# start of Excerpted text
Good point, but at that time we need to expose the !SC via uAPI which
is currently not supported.

>
> PS: I have other comments below in previous reply - please have a look too! :-D

Sorry for missing that part :(

>
> >
> > Thanks
> >
> >
> > >
> > > >
> > > > Signed-off-by: Jason Wang <jasowang@redhat.com>
> > > > ---
> > > >  hw/i386/intel_iommu.c          | 18 ++++++++++++------
> > > >  hw/i386/intel_iommu_internal.h |  2 ++
> > > >  2 files changed, 14 insertions(+), 6 deletions(-)
> > > >
> > > > diff --git a/hw/i386/intel_iommu.c b/hw/i386/intel_iommu.c
> > > > index 294499ee20..3bcac56c3e 100644
> > > > --- a/hw/i386/intel_iommu.c
> > > > +++ b/hw/i386/intel_iommu.c
> > > > @@ -969,7 +969,8 @@ static dma_addr_t vtd_get_iova_pgtbl_base(IntelIOMMUState *s,
> > > >  static uint64_t vtd_spte_rsvd[5];
> > > >  static uint64_t vtd_spte_rsvd_large[5];
> > > >
> > > > -static bool vtd_slpte_nonzero_rsvd(uint64_t slpte, uint32_t level)
> > > > +static bool vtd_slpte_nonzero_rsvd(IntelIOMMUState *s,
> > > > +                                   uint64_t slpte, uint32_t level)
> > > >  {
> > > >      uint64_t rsvd_mask = vtd_spte_rsvd[level];
> > > >
> > > > @@ -979,6 +980,10 @@ static bool vtd_slpte_nonzero_rsvd(uint64_t slpte, uint32_t level)
# end of Excerpted text
# start of Rows
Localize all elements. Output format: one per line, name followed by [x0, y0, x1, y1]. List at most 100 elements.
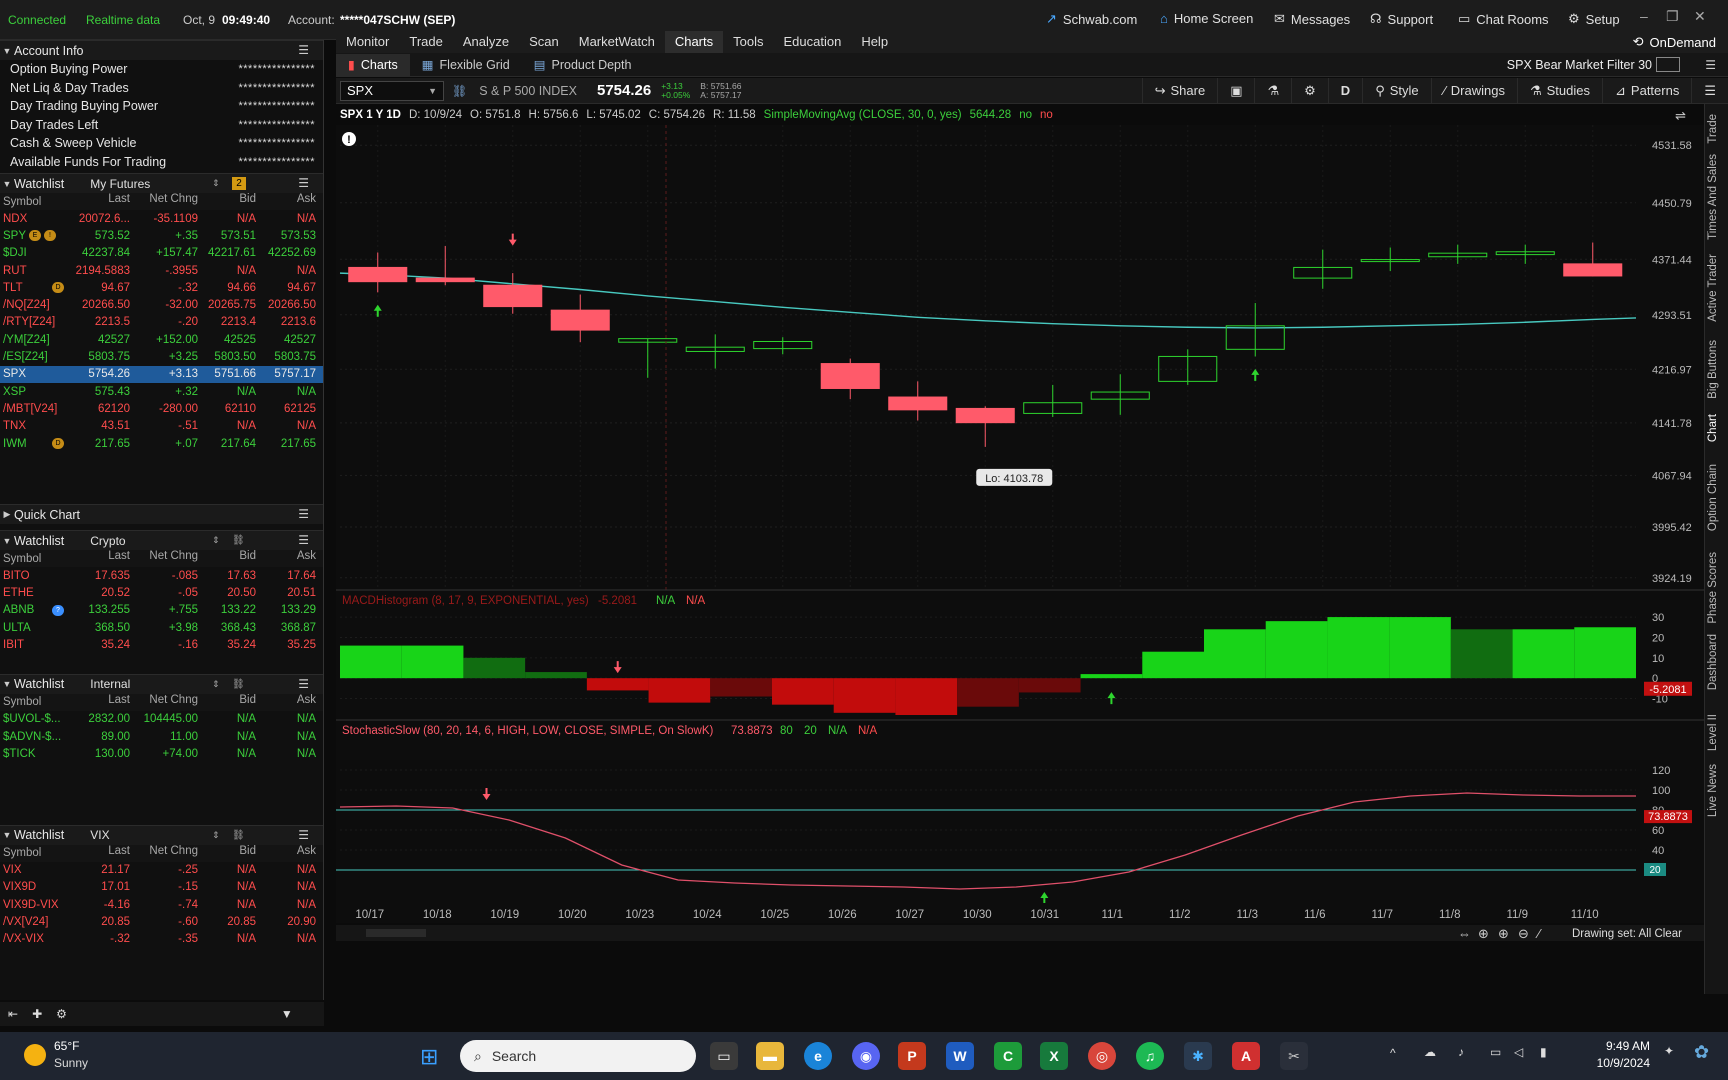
link-icon[interactable]: ⛓: [452, 84, 467, 98]
stoch-label-part[interactable]: 20: [804, 725, 817, 737]
watchlist-row[interactable]: /NQ[Z24] 20266.50 -32.00 20265.75 20266.50: [0, 296, 323, 313]
watchlist-header[interactable]: ▼ Watchlist VIX ⇕ ⛓ ☰: [0, 824, 323, 845]
row-symbol[interactable]: NDX: [0, 213, 70, 225]
weather-desc[interactable]: Sunny: [54, 1056, 88, 1070]
menu-trade[interactable]: Trade: [399, 31, 452, 53]
share-button[interactable]: ↪ Share: [1141, 77, 1218, 104]
row-symbol[interactable]: /MBT[V24]: [0, 403, 70, 415]
candle-body[interactable]: [888, 396, 948, 411]
watchlist-name-select[interactable]: Internal: [90, 677, 130, 691]
maximize-icon[interactable]: ❐: [1666, 8, 1679, 25]
close-icon[interactable]: ✕: [1694, 8, 1706, 25]
row-symbol[interactable]: SPY E!: [0, 230, 70, 242]
row-symbol[interactable]: $DJI: [0, 247, 70, 259]
candle-body[interactable]: [1563, 263, 1623, 277]
watchlist-name-select[interactable]: Crypto: [90, 534, 125, 548]
candle-body[interactable]: [415, 277, 475, 283]
row-symbol[interactable]: $TICK: [0, 748, 70, 760]
watchlist-row[interactable]: RUT 2194.5883 -.3955 N/A N/A: [0, 262, 323, 279]
microphone-icon[interactable]: ♪: [1458, 1045, 1464, 1059]
period-d-button[interactable]: D: [1327, 77, 1362, 104]
windows-start-icon[interactable]: ⊞: [420, 1044, 438, 1070]
candle-body[interactable]: [348, 266, 408, 283]
excel-icon[interactable]: X: [1040, 1042, 1068, 1070]
clock-date[interactable]: 10/9/2024: [1574, 1056, 1650, 1070]
messages-link[interactable]: ✉ Messages: [1274, 11, 1350, 27]
watchlist-name-select[interactable]: My Futures: [90, 177, 150, 191]
filter-label[interactable]: SPX Bear Market Filter 30: [1507, 58, 1652, 72]
watchlist-row[interactable]: SPX 5754.26 +3.13 5751.66 5757.17: [0, 365, 323, 383]
menu-icon[interactable]: ☰: [298, 507, 309, 521]
watchlist-row[interactable]: SPY E! 573.52 +.35 573.51 573.53: [0, 227, 323, 244]
drawings-button[interactable]: ∕ Drawings: [1430, 77, 1517, 104]
row-symbol[interactable]: /RTY[Z24]: [0, 316, 70, 328]
quick-chart-header[interactable]: ▶ Quick Chart ☰: [0, 504, 323, 525]
row-symbol[interactable]: BITO: [0, 570, 70, 582]
search-input[interactable]: ⌕ Search: [460, 1040, 696, 1072]
rail-tab-big-buttons[interactable]: Big Buttons: [1707, 340, 1719, 399]
task-view-icon[interactable]: ▭: [710, 1042, 738, 1070]
column-header[interactable]: Net Chng: [130, 193, 198, 210]
stoch-label-part[interactable]: N/A: [828, 725, 848, 737]
column-header[interactable]: Symbol: [0, 694, 70, 711]
file-explorer-icon[interactable]: ▬: [756, 1042, 784, 1070]
account-info-header[interactable]: ▼ Account Info ☰: [0, 40, 323, 60]
home-screen-link[interactable]: ⌂ Home Screen: [1160, 11, 1253, 26]
style-button[interactable]: ⚲ Style: [1362, 77, 1430, 104]
network-icon[interactable]: ▭: [1490, 1045, 1501, 1059]
pan-icon[interactable]: ⇔: [1458, 926, 1471, 941]
column-header[interactable]: Bid: [198, 694, 256, 711]
menu-icon[interactable]: ☰: [298, 43, 309, 57]
layout-toggle-icon[interactable]: [1656, 57, 1680, 72]
row-symbol[interactable]: /VX[V24]: [0, 916, 70, 928]
menu-icon[interactable]: ☰: [1691, 77, 1728, 104]
watchlist-name-select[interactable]: VIX: [90, 828, 109, 842]
watchlist-row[interactable]: /YM[Z24] 42527 +152.00 42525 42527: [0, 331, 323, 348]
collapse-icon[interactable]: ▼: [0, 536, 14, 546]
stoch-label-part[interactable]: N/A: [858, 725, 878, 737]
column-header[interactable]: Last: [70, 845, 130, 862]
column-header[interactable]: Net Chng: [130, 550, 198, 567]
watchlist-row[interactable]: BITO 17.635 -.085 17.63 17.64: [0, 567, 323, 584]
ondemand-button[interactable]: ⟲ OnDemand: [1633, 33, 1716, 51]
drawing-set-label[interactable]: Drawing set: All Clear: [1572, 928, 1682, 940]
chrome-icon[interactable]: ◎: [1088, 1042, 1116, 1070]
row-symbol[interactable]: TLT D: [0, 282, 70, 294]
chart-canvas[interactable]: 4531.58 4450.79 4371.44 4293.51 4216.97 4141.…: [336, 125, 1704, 1005]
battery-icon[interactable]: ▮: [1540, 1045, 1547, 1059]
column-header[interactable]: Bid: [198, 193, 256, 210]
menu-icon[interactable]: ☰: [298, 533, 309, 547]
row-symbol[interactable]: /ES[Z24]: [0, 351, 70, 363]
watchlist-row[interactable]: /MBT[V24] 62120 -280.00 62110 62125: [0, 400, 323, 417]
green-app-icon[interactable]: C: [994, 1042, 1022, 1070]
watchlist-row[interactable]: TLT D 94.67 -.32 94.66 94.67: [0, 279, 323, 296]
tray-chevron-icon[interactable]: ^: [1390, 1046, 1396, 1060]
acrobat-icon[interactable]: A: [1232, 1042, 1260, 1070]
rail-tab-level-ii[interactable]: Level II: [1707, 714, 1719, 751]
menu-icon[interactable]: ☰: [1705, 58, 1716, 72]
row-symbol[interactable]: XSP: [0, 386, 70, 398]
rail-tab-chart[interactable]: Chart: [1707, 414, 1719, 442]
collapse-icon[interactable]: ▼: [0, 830, 14, 840]
rail-tab-times-and-sales[interactable]: Times And Sales: [1707, 154, 1719, 240]
menu-analyze[interactable]: Analyze: [453, 31, 519, 53]
support-link[interactable]: ☊ Support: [1370, 11, 1433, 27]
sort-arrows-icon[interactable]: ⇕: [212, 178, 220, 189]
watchlist-row[interactable]: VIX9D 17.01 -.15 N/A N/A: [0, 879, 323, 896]
link-icon[interactable]: ⛓: [232, 830, 245, 841]
menu-marketwatch[interactable]: MarketWatch: [569, 31, 665, 53]
add-gadget-icon[interactable]: ✚: [32, 1007, 42, 1021]
menu-icon[interactable]: ☰: [298, 176, 309, 190]
menu-tools[interactable]: Tools: [723, 31, 773, 53]
tools-app-icon[interactable]: ✂: [1280, 1042, 1308, 1070]
watchlist-row[interactable]: ULTA 368.50 +3.98 368.43 368.87: [0, 619, 323, 636]
column-header[interactable]: Ask: [256, 193, 316, 210]
crosshair-icon[interactable]: ⊕: [1478, 926, 1489, 941]
spotify-icon[interactable]: ♫: [1136, 1042, 1164, 1070]
zoom-out-icon[interactable]: ⊖: [1518, 926, 1529, 941]
stoch-label-part[interactable]: 73.8873: [731, 725, 773, 737]
watchlist-row[interactable]: /ES[Z24] 5803.75 +3.25 5803.50 5803.75: [0, 348, 323, 365]
column-header[interactable]: Bid: [198, 550, 256, 567]
row-symbol[interactable]: TNX: [0, 420, 70, 432]
weather-temp[interactable]: 65°F: [54, 1039, 79, 1053]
# end of Rows
**Set of tasks:**
1. Repeat the mailing-list reply word for word.
2. In the entries, switch "Sunny" to "Cloudy" in the lines between the one holding "link-icon[interactable]: ⛓: [452, 84, 467, 98]" and the one holding "row-symbol[interactable]: /RTY[Z24]: [0, 316, 70, 328]", inclusive. Give only those lines, with nothing else changed.
The mailing-list reply and the entries were taken from unrelated sources.

**Responses:**
1.
Good point, but at that time we need to expose the !SC via uAPI which
is currently not supported.

>
> PS: I have other comments below in previous reply - please have a look too! :-D

Sorry for missing that part :(

>
> >
> > Thanks
> >
> >
> > >
> > > >
> > > > Signed-off-by: Jason Wang <jasowang@redhat.com>
> > > > ---
> > > >  hw/i386/intel_iommu.c          | 18 ++++++++++++------
> > > >  hw/i386/intel_iommu_internal.h |  2 ++
> > > >  2 files changed, 14 insertions(+), 6 deletions(-)
> > > >
> > > > diff --git a/hw/i386/intel_iommu.c b/hw/i386/intel_iommu.c
> > > > index 294499ee20..3bcac56c3e 100644
> > > > --- a/hw/i386/intel_iommu.c
> > > > +++ b/hw/i386/intel_iommu.c
> > > > @@ -969,7 +969,8 @@ static dma_addr_t vtd_get_iova_pgtbl_base(IntelIOMMUState *s,
> > > >  static uint64_t vtd_spte_rsvd[5];
> > > >  static uint64_t vtd_spte_rsvd_large[5];
> > > >
> > > > -static bool vtd_slpte_nonzero_rsvd(uint64_t slpte, uint32_t level)
> > > > +static bool vtd_slpte_nonzero_rsvd(IntelIOMMUState *s,
> > > > +                                   uint64_t slpte, uint32_t level)
> > > >  {
> > > >      uint64_t rsvd_mask = vtd_spte_rsvd[level];
> > > >
> > > > @@ -979,6 +980,10 @@ static bool vtd_slpte_nonzero_rsvd(uint64_t slpte, uint32_t level)

2.
link-icon[interactable]: ⛓: [452, 84, 467, 98]
stoch-label-part[interactable]: 20: [804, 725, 817, 737]
watchlist-row[interactable]: /NQ[Z24] 20266.50 -32.00 20265.75 20266.50: [0, 296, 323, 313]
watchlist-header[interactable]: ▼ Watchlist VIX ⇕ ⛓ ☰: [0, 824, 323, 845]
row-symbol[interactable]: NDX: [0, 213, 70, 225]
weather-desc[interactable]: Cloudy: [54, 1056, 88, 1070]
menu-trade[interactable]: Trade: [399, 31, 452, 53]
share-button[interactable]: ↪ Share: [1141, 77, 1218, 104]
row-symbol[interactable]: /MBT[V24]: [0, 403, 70, 415]
candle-body[interactable]: [888, 396, 948, 411]
watchlist-name-select[interactable]: Internal: [90, 677, 130, 691]
maximize-icon[interactable]: ❐: [1666, 8, 1679, 25]
close-icon[interactable]: ✕: [1694, 8, 1706, 25]
row-symbol[interactable]: SPY E!: [0, 230, 70, 242]
row-symbol[interactable]: $DJI: [0, 247, 70, 259]
candle-body[interactable]: [1563, 263, 1623, 277]
watchlist-name-select[interactable]: Crypto: [90, 534, 125, 548]
candle-body[interactable]: [415, 277, 475, 283]
row-symbol[interactable]: $TICK: [0, 748, 70, 760]
watchlist-row[interactable]: RUT 2194.5883 -.3955 N/A N/A: [0, 262, 323, 279]
microphone-icon[interactable]: ♪: [1458, 1045, 1464, 1059]
period-d-button[interactable]: D: [1327, 77, 1362, 104]
windows-start-icon[interactable]: ⊞: [420, 1044, 438, 1070]
candle-body[interactable]: [348, 266, 408, 283]
excel-icon[interactable]: X: [1040, 1042, 1068, 1070]
clock-date[interactable]: 10/9/2024: [1574, 1056, 1650, 1070]
messages-link[interactable]: ✉ Messages: [1274, 11, 1350, 27]
watchlist-name-select[interactable]: My Futures: [90, 177, 150, 191]
filter-label[interactable]: SPX Bear Market Filter 30: [1507, 58, 1652, 72]
watchlist-row[interactable]: SPX 5754.26 +3.13 5751.66 5757.17: [0, 365, 323, 383]
menu-icon[interactable]: ☰: [298, 507, 309, 521]
watchlist-row[interactable]: SPY E! 573.52 +.35 573.51 573.53: [0, 227, 323, 244]
drawings-button[interactable]: ∕ Drawings: [1430, 77, 1517, 104]
row-symbol[interactable]: /RTY[Z24]: [0, 316, 70, 328]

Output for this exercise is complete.